● **Written request**
Make an exact copy of the records, with the images left out.

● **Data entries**
=====
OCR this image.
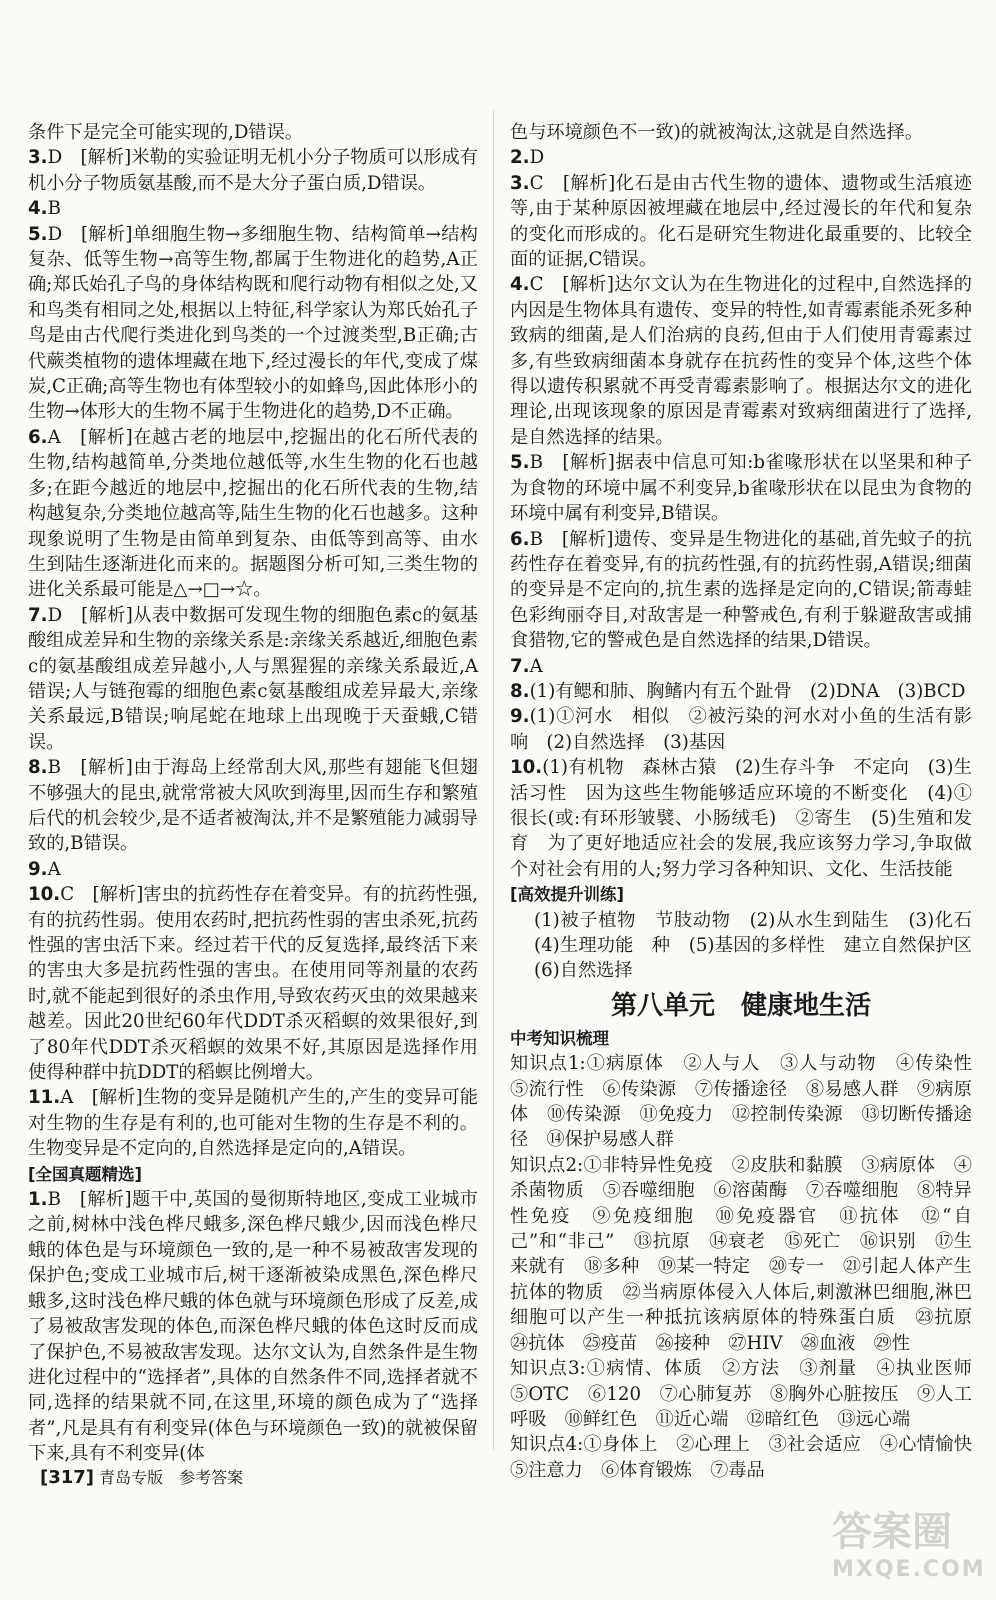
条件下是完全可能实现的,D错误。

3.D　[解析]米勒的实验证明无机小分子物质可以形成有机小分子物质氨基酸,而不是大分子蛋白质,D错误。

4.B

5.D　[解析]单细胞生物→多细胞生物、结构简单→结构复杂、低等生物→高等生物,都属于生物进化的趋势,A正确;郑氏始孔子鸟的身体结构既和爬行动物有相似之处,又和鸟类有相同之处,根据以上特征,科学家认为郑氏始孔子鸟是由古代爬行类进化到鸟类的一个过渡类型,B正确;古代蕨类植物的遗体埋藏在地下,经过漫长的年代,变成了煤炭,C正确;高等生物也有体型较小的如蜂鸟,因此体形小的生物→体形大的生物不属于生物进化的趋势,D不正确。

6.A　[解析]在越古老的地层中,挖掘出的化石所代表的生物,结构越简单,分类地位越低等,水生生物的化石也越多;在距今越近的地层中,挖掘出的化石所代表的生物,结构越复杂,分类地位越高等,陆生生物的化石也越多。这种现象说明了生物是由简单到复杂、由低等到高等、由水生到陆生逐渐进化而来的。据题图分析可知,三类生物的进化关系最可能是△→□→☆。

7.D　[解析]从表中数据可发现生物的细胞色素c的氨基酸组成差异和生物的亲缘关系是:亲缘关系越近,细胞色素c的氨基酸组成差异越小,人与黑猩猩的亲缘关系最近,A错误;人与链孢霉的细胞色素c氨基酸组成差异最大,亲缘关系最远,B错误;响尾蛇在地球上出现晚于天蚕蛾,C错误。

8.B　[解析]由于海岛上经常刮大风,那些有翅能飞但翅不够强大的昆虫,就常常被大风吹到海里,因而生存和繁殖后代的机会较少,是不适者被淘汰,并不是繁殖能力减弱导致的,B错误。

9.A

10.C　[解析]害虫的抗药性存在着变异。有的抗药性强,有的抗药性弱。使用农药时,把抗药性弱的害虫杀死,抗药性强的害虫活下来。经过若干代的反复选择,最终活下来的害虫大多是抗药性强的害虫。在使用同等剂量的农药时,就不能起到很好的杀虫作用,导致农药灭虫的效果越来越差。因此20世纪60年代DDT杀灭稻螟的效果很好,到了80年代DDT杀灭稻螟的效果不好,其原因是选择作用使得种群中抗DDT的稻螟比例增大。

11.A　[解析]生物的变异是随机产生的,产生的变异可能对生物的生存是有利的,也可能对生物的生存是不利的。生物变异是不定向的,自然选择是定向的,A错误。

[全国真题精选]

1.B　[解析]题干中,英国的曼彻斯特地区,变成工业城市之前,树林中浅色桦尺蛾多,深色桦尺蛾少,因而浅色桦尺蛾的体色是与环境颜色一致的,是一种不易被敌害发现的保护色;变成工业城市后,树干逐渐被染成黑色,深色桦尺蛾多,这时浅色桦尺蛾的体色就与环境颜色形成了反差,成了易被敌害发现的体色,而深色桦尺蛾的体色这时反而成了保护色,不易被敌害发现。达尔文认为,自然条件是生物进化过程中的“选择者”,具体的自然条件不同,选择者就不同,选择的结果就不同,在这里,环境的颜色成为了“选择者”,凡是具有有利变异(体色与环境颜色一致)的就被保留下来,具有不利变异(体

色与环境颜色不一致)的就被淘汰,这就是自然选择。

2.D

3.C　[解析]化石是由古代生物的遗体、遗物或生活痕迹等,由于某种原因被埋藏在地层中,经过漫长的年代和复杂的变化而形成的。化石是研究生物进化最重要的、比较全面的证据,C错误。

4.C　[解析]达尔文认为在生物进化的过程中,自然选择的内因是生物体具有遗传、变异的特性,如青霉素能杀死多种致病的细菌,是人们治病的良药,但由于人们使用青霉素过多,有些致病细菌本身就存在抗药性的变异个体,这些个体得以遗传积累就不再受青霉素影响了。根据达尔文的进化理论,出现该现象的原因是青霉素对致病细菌进行了选择,是自然选择的结果。

5.B　[解析]据表中信息可知:b雀喙形状在以坚果和种子为食物的环境中属不利变异,b雀喙形状在以昆虫为食物的环境中属有利变异,B错误。

6.B　[解析]遗传、变异是生物进化的基础,首先蚊子的抗药性存在着变异,有的抗药性强,有的抗药性弱,A错误;细菌的变异是不定向的,抗生素的选择是定向的,C错误;箭毒蛙色彩绚丽夺目,对敌害是一种警戒色,有利于躲避敌害或捕食猎物,它的警戒色是自然选择的结果,D错误。

7.A

8.(1)有鳃和肺、胸鳍内有五个趾骨　(2)DNA　(3)BCD

9.(1)①河水　相似　②被污染的河水对小鱼的生活有影响　(2)自然选择　(3)基因

10.(1)有机物　森林古猿　(2)生存斗争　不定向　(3)生活习性　因为这些生物能够适应环境的不断变化　(4)①很长(或:有环形皱襞、小肠绒毛)　②寄生　(5)生殖和发育　为了更好地适应社会的发展,我应该努力学习,争取做个对社会有用的人;努力学习各种知识、文化、生活技能

[高效提升训练]

(1)被子植物　节肢动物　(2)从水生到陆生　(3)化石　(4)生理功能　种　(5)基因的多样性　建立自然保护区　(6)自然选择

第八单元　健康地生活

中考知识梳理

知识点1:①病原体　②人与人　③人与动物　④传染性　⑤流行性　⑥传染源　⑦传播途径　⑧易感人群　⑨病原体　⑩传染源　⑪免疫力　⑫控制传染源　⑬切断传播途径　⑭保护易感人群

知识点2:①非特异性免疫　②皮肤和黏膜　③病原体　④杀菌物质　⑤吞噬细胞　⑥溶菌酶　⑦吞噬细胞　⑧特异性免疫　⑨免疫细胞　⑩免疫器官　⑪抗体　⑫“自己”和“非己”　⑬抗原　⑭衰老　⑮死亡　⑯识别　⑰生来就有　⑱多种　⑲某一特定　⑳专一　㉑引起人体产生抗体的物质　㉒当病原体侵入人体后,刺激淋巴细胞,淋巴细胞可以产生一种抵抗该病原体的特殊蛋白质　㉓抗原　㉔抗体　㉕疫苗　㉖接种　㉗HIV　㉘血液　㉙性

知识点3:①病情、体质　②方法　③剂量　④执业医师　⑤OTC　⑥120　⑦心肺复苏　⑧胸外心脏按压　⑨人工呼吸　⑩鲜红色　⑪近心端　⑫暗红色　⑬远心端

知识点4:①身体上　②心理上　③社会适应　④心情愉快　⑤注意力　⑥体育锻炼　⑦毒品

[317] 青岛专版　参考答案
答案圈
MXQE.COM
=====
● **Response below**
OCR this image.
条件下是完全可能实现的,D错误。

3.D　[解析]米勒的实验证明无机小分子物质可以形成有机小分子物质氨基酸,而不是大分子蛋白质,D错误。

4.B

5.D　[解析]单细胞生物→多细胞生物、结构简单→结构复杂、低等生物→高等生物,都属于生物进化的趋势,A正确;郑氏始孔子鸟的身体结构既和爬行动物有相似之处,又和鸟类有相同之处,根据以上特征,科学家认为郑氏始孔子鸟是由古代爬行类进化到鸟类的一个过渡类型,B正确;古代蕨类植物的遗体埋藏在地下,经过漫长的年代,变成了煤炭,C正确;高等生物也有体型较小的如蜂鸟,因此体形小的生物→体形大的生物不属于生物进化的趋势,D不正确。

6.A　[解析]在越古老的地层中,挖掘出的化石所代表的生物,结构越简单,分类地位越低等,水生生物的化石也越多;在距今越近的地层中,挖掘出的化石所代表的生物,结构越复杂,分类地位越高等,陆生生物的化石也越多。这种现象说明了生物是由简单到复杂、由低等到高等、由水生到陆生逐渐进化而来的。据题图分析可知,三类生物的进化关系最可能是△→□→☆。

7.D　[解析]从表中数据可发现生物的细胞色素c的氨基酸组成差异和生物的亲缘关系是:亲缘关系越近,细胞色素c的氨基酸组成差异越小,人与黑猩猩的亲缘关系最近,A错误;人与链孢霉的细胞色素c氨基酸组成差异最大,亲缘关系最远,B错误;响尾蛇在地球上出现晚于天蚕蛾,C错误。

8.B　[解析]由于海岛上经常刮大风,那些有翅能飞但翅不够强大的昆虫,就常常被大风吹到海里,因而生存和繁殖后代的机会较少,是不适者被淘汰,并不是繁殖能力减弱导致的,B错误。

9.A

10.C　[解析]害虫的抗药性存在着变异。有的抗药性强,有的抗药性弱。使用农药时,把抗药性弱的害虫杀死,抗药性强的害虫活下来。经过若干代的反复选择,最终活下来的害虫大多是抗药性强的害虫。在使用同等剂量的农药时,就不能起到很好的杀虫作用,导致农药灭虫的效果越来越差。因此20世纪60年代DDT杀灭稻螟的效果很好,到了80年代DDT杀灭稻螟的效果不好,其原因是选择作用使得种群中抗DDT的稻螟比例增大。

11.A　[解析]生物的变异是随机产生的,产生的变异可能对生物的生存是有利的,也可能对生物的生存是不利的。生物变异是不定向的,自然选择是定向的,A错误。

[全国真题精选]

1.B　[解析]题干中,英国的曼彻斯特地区,变成工业城市之前,树林中浅色桦尺蛾多,深色桦尺蛾少,因而浅色桦尺蛾的体色是与环境颜色一致的,是一种不易被敌害发现的保护色;变成工业城市后,树干逐渐被染成黑色,深色桦尺蛾多,这时浅色桦尺蛾的体色就与环境颜色形成了反差,成了易被敌害发现的体色,而深色桦尺蛾的体色这时反而成了保护色,不易被敌害发现。达尔文认为,自然条件是生物进化过程中的“选择者”,具体的自然条件不同,选择者就不同,选择的结果就不同,在这里,环境的颜色成为了“选择者”,凡是具有有利变异(体色与环境颜色一致)的就被保留下来,具有不利变异(体

色与环境颜色不一致)的就被淘汰,这就是自然选择。

2.D

3.C　[解析]化石是由古代生物的遗体、遗物或生活痕迹等,由于某种原因被埋藏在地层中,经过漫长的年代和复杂的变化而形成的。化石是研究生物进化最重要的、比较全面的证据,C错误。

4.C　[解析]达尔文认为在生物进化的过程中,自然选择的内因是生物体具有遗传、变异的特性,如青霉素能杀死多种致病的细菌,是人们治病的良药,但由于人们使用青霉素过多,有些致病细菌本身就存在抗药性的变异个体,这些个体得以遗传积累就不再受青霉素影响了。根据达尔文的进化理论,出现该现象的原因是青霉素对致病细菌进行了选择,是自然选择的结果。

5.B　[解析]据表中信息可知:b雀喙形状在以坚果和种子为食物的环境中属不利变异,b雀喙形状在以昆虫为食物的环境中属有利变异,B错误。

6.B　[解析]遗传、变异是生物进化的基础,首先蚊子的抗药性存在着变异,有的抗药性强,有的抗药性弱,A错误;细菌的变异是不定向的,抗生素的选择是定向的,C错误;箭毒蛙色彩绚丽夺目,对敌害是一种警戒色,有利于躲避敌害或捕食猎物,它的警戒色是自然选择的结果,D错误。

7.A

8.(1)有鳃和肺、胸鳍内有五个趾骨　(2)DNA　(3)BCD

9.(1)①河水　相似　②被污染的河水对小鱼的生活有影响　(2)自然选择　(3)基因

10.(1)有机物　森林古猿　(2)生存斗争　不定向　(3)生活习性　因为这些生物能够适应环境的不断变化　(4)①很长(或:有环形皱襞、小肠绒毛)　②寄生　(5)生殖和发育　为了更好地适应社会的发展,我应该努力学习,争取做个对社会有用的人;努力学习各种知识、文化、生活技能

[高效提升训练]

(1)被子植物　节肢动物　(2)从水生到陆生　(3)化石　(4)生理功能　种　(5)基因的多样性　建立自然保护区　(6)自然选择

第八单元　健康地生活

中考知识梳理

知识点1:①病原体　②人与人　③人与动物　④传染性　⑤流行性　⑥传染源　⑦传播途径　⑧易感人群　⑨病原体　⑩传染源　⑪免疫力　⑫控制传染源　⑬切断传播途径　⑭保护易感人群

知识点2:①非特异性免疫　②皮肤和黏膜　③病原体　④杀菌物质　⑤吞噬细胞　⑥溶菌酶　⑦吞噬细胞　⑧特异性免疫　⑨免疫细胞　⑩免疫器官　⑪抗体　⑫“自己”和“非己”　⑬抗原　⑭衰老　⑮死亡　⑯识别　⑰生来就有　⑱多种　⑲某一特定　⑳专一　㉑引起人体产生抗体的物质　㉒当病原体侵入人体后,刺激淋巴细胞,淋巴细胞可以产生一种抵抗该病原体的特殊蛋白质　㉓抗原　㉔抗体　㉕疫苗　㉖接种　㉗HIV　㉘血液　㉙性

知识点3:①病情、体质　②方法　③剂量　④执业医师　⑤OTC　⑥120　⑦心肺复苏　⑧胸外心脏按压　⑨人工呼吸　⑩鲜红色　⑪近心端　⑫暗红色　⑬远心端

知识点4:①身体上　②心理上　③社会适应　④心情愉快　⑤注意力　⑥体育锻炼　⑦毒品

[317] 青岛专版　参考答案
答案圈
MXQE.COM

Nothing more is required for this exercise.